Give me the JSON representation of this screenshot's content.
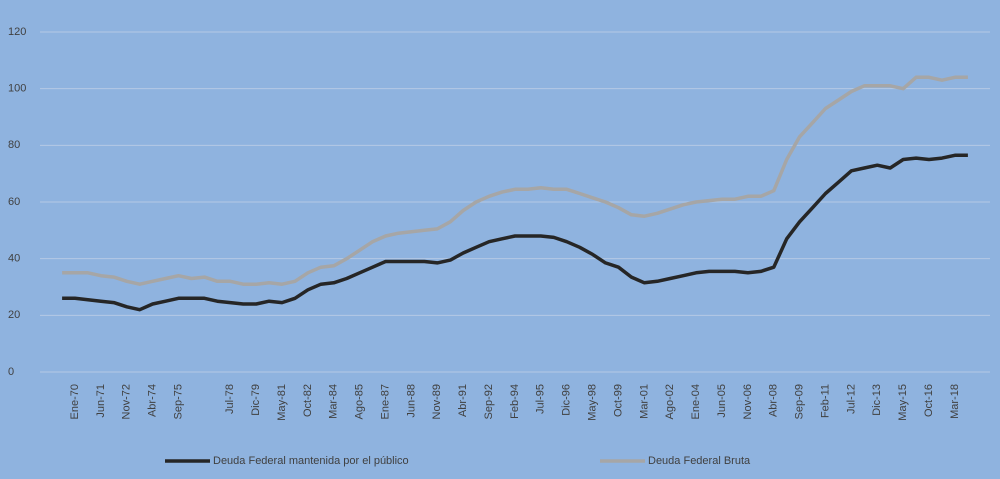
{
  "chart_data": {
    "type": "line",
    "categories": [
      null,
      "Ene-70",
      null,
      "Jun-71",
      null,
      "Nov-72",
      null,
      "Abr-74",
      null,
      "Sep-75",
      null,
      null,
      null,
      "Jul-78",
      null,
      "Dic-79",
      null,
      "May-81",
      null,
      "Oct-82",
      null,
      "Mar-84",
      null,
      "Ago-85",
      null,
      "Ene-87",
      null,
      "Jun-88",
      null,
      "Nov-89",
      null,
      "Abr-91",
      null,
      "Sep-92",
      null,
      "Feb-94",
      null,
      "Jul-95",
      null,
      "Dic-96",
      null,
      "May-98",
      null,
      "Oct-99",
      null,
      "Mar-01",
      null,
      "Ago-02",
      null,
      "Ene-04",
      null,
      "Jun-05",
      null,
      "Nov-06",
      null,
      "Abr-08",
      null,
      "Sep-09",
      null,
      "Feb-11",
      null,
      "Jul-12",
      null,
      "Dic-13",
      null,
      "May-15",
      null,
      "Oct-16",
      null,
      "Mar-18",
      null
    ],
    "series": [
      {
        "name": "Deuda Federal mantenida por el público",
        "color": "#262626",
        "values": [
          26,
          26,
          25.5,
          25,
          24.5,
          23,
          22,
          24,
          25,
          26,
          26,
          26,
          25,
          24.5,
          24,
          24,
          25,
          24.5,
          26,
          29,
          31,
          31.5,
          33,
          35,
          37,
          39,
          39,
          39,
          39,
          38.5,
          39.5,
          42,
          44,
          46,
          47,
          48,
          48,
          48,
          47.5,
          46,
          44,
          41.5,
          38.5,
          37,
          33.5,
          31.5,
          32,
          33,
          34,
          35,
          35.5,
          35.5,
          35.5,
          35,
          35.5,
          37,
          47,
          53,
          58,
          63,
          67,
          71,
          72,
          73,
          72,
          75,
          75.5,
          75,
          75.5,
          76.5,
          76.5
        ]
      },
      {
        "name": "Deuda Federal Bruta",
        "color": "#a6a6a6",
        "values": [
          35,
          35,
          35,
          34,
          33.5,
          32,
          31,
          32,
          33,
          34,
          33,
          33.5,
          32,
          32,
          31,
          31,
          31.5,
          31,
          32,
          35,
          37,
          37.5,
          40,
          43,
          46,
          48,
          49,
          49.5,
          50,
          50.5,
          53,
          57,
          60,
          62,
          63.5,
          64.5,
          64.5,
          65,
          64.5,
          64.5,
          63,
          61.5,
          60,
          58,
          55.5,
          55,
          56,
          57.5,
          59,
          60,
          60.5,
          61,
          61,
          62,
          62,
          64,
          75,
          83,
          88,
          93,
          96,
          99,
          101,
          101,
          101,
          100,
          104,
          104,
          103,
          104,
          104
        ]
      }
    ],
    "ylim": [
      0,
      120
    ],
    "yticks": [
      0,
      20,
      40,
      60,
      80,
      100,
      120
    ],
    "grid": true
  }
}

++++

◆ **Problem to work on**
Say how many lines in this material hold "name", and say nothing else.

◆ **Worked solution**
2